Set task - The records below must be transcribed exactly. Do not include the pictures.

Supplied data -
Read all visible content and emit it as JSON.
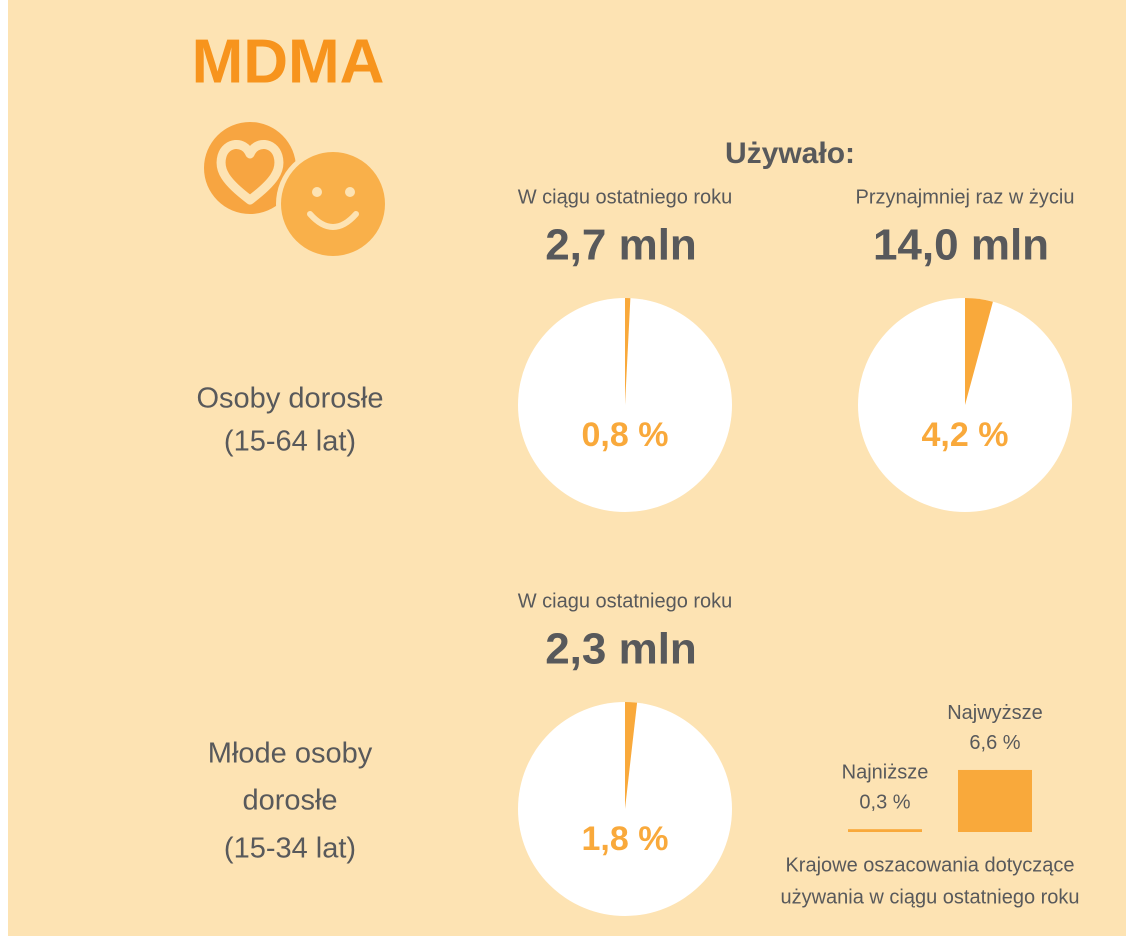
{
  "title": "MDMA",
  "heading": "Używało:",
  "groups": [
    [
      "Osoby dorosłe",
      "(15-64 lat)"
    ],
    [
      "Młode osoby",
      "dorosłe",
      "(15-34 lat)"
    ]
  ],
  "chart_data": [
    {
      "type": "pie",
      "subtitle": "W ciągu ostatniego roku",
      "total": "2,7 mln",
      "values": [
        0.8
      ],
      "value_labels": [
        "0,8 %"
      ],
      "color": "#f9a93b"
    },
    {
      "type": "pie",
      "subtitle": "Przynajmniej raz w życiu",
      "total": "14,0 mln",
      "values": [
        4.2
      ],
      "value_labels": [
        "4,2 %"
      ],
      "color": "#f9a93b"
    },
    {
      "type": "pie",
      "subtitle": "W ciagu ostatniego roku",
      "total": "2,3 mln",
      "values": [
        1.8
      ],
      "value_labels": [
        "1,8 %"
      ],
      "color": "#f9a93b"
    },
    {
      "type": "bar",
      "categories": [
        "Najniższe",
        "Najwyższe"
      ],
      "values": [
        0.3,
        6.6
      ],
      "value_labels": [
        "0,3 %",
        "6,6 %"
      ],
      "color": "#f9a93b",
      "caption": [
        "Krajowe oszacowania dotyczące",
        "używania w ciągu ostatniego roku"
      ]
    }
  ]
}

Correct answer -
Read all visible content and emit it as JSON.
{
  "title": "MDMA",
  "heading": "Używało:",
  "groups": [
    [
      "Osoby dorosłe",
      "(15-64 lat)"
    ],
    [
      "Młode osoby",
      "dorosłe",
      "(15-34 lat)"
    ]
  ],
  "chart_data": [
    {
      "type": "pie",
      "subtitle": "W ciągu ostatniego roku",
      "total": "2,7 mln",
      "values": [
        0.8
      ],
      "value_labels": [
        "0,8 %"
      ],
      "color": "#f9a93b"
    },
    {
      "type": "pie",
      "subtitle": "Przynajmniej raz w życiu",
      "total": "14,0 mln",
      "values": [
        4.2
      ],
      "value_labels": [
        "4,2 %"
      ],
      "color": "#f9a93b"
    },
    {
      "type": "pie",
      "subtitle": "W ciagu ostatniego roku",
      "total": "2,3 mln",
      "values": [
        1.8
      ],
      "value_labels": [
        "1,8 %"
      ],
      "color": "#f9a93b"
    },
    {
      "type": "bar",
      "categories": [
        "Najniższe",
        "Najwyższe"
      ],
      "values": [
        0.3,
        6.6
      ],
      "value_labels": [
        "0,3 %",
        "6,6 %"
      ],
      "color": "#f9a93b",
      "caption": [
        "Krajowe oszacowania dotyczące",
        "używania w ciągu ostatniego roku"
      ]
    }
  ]
}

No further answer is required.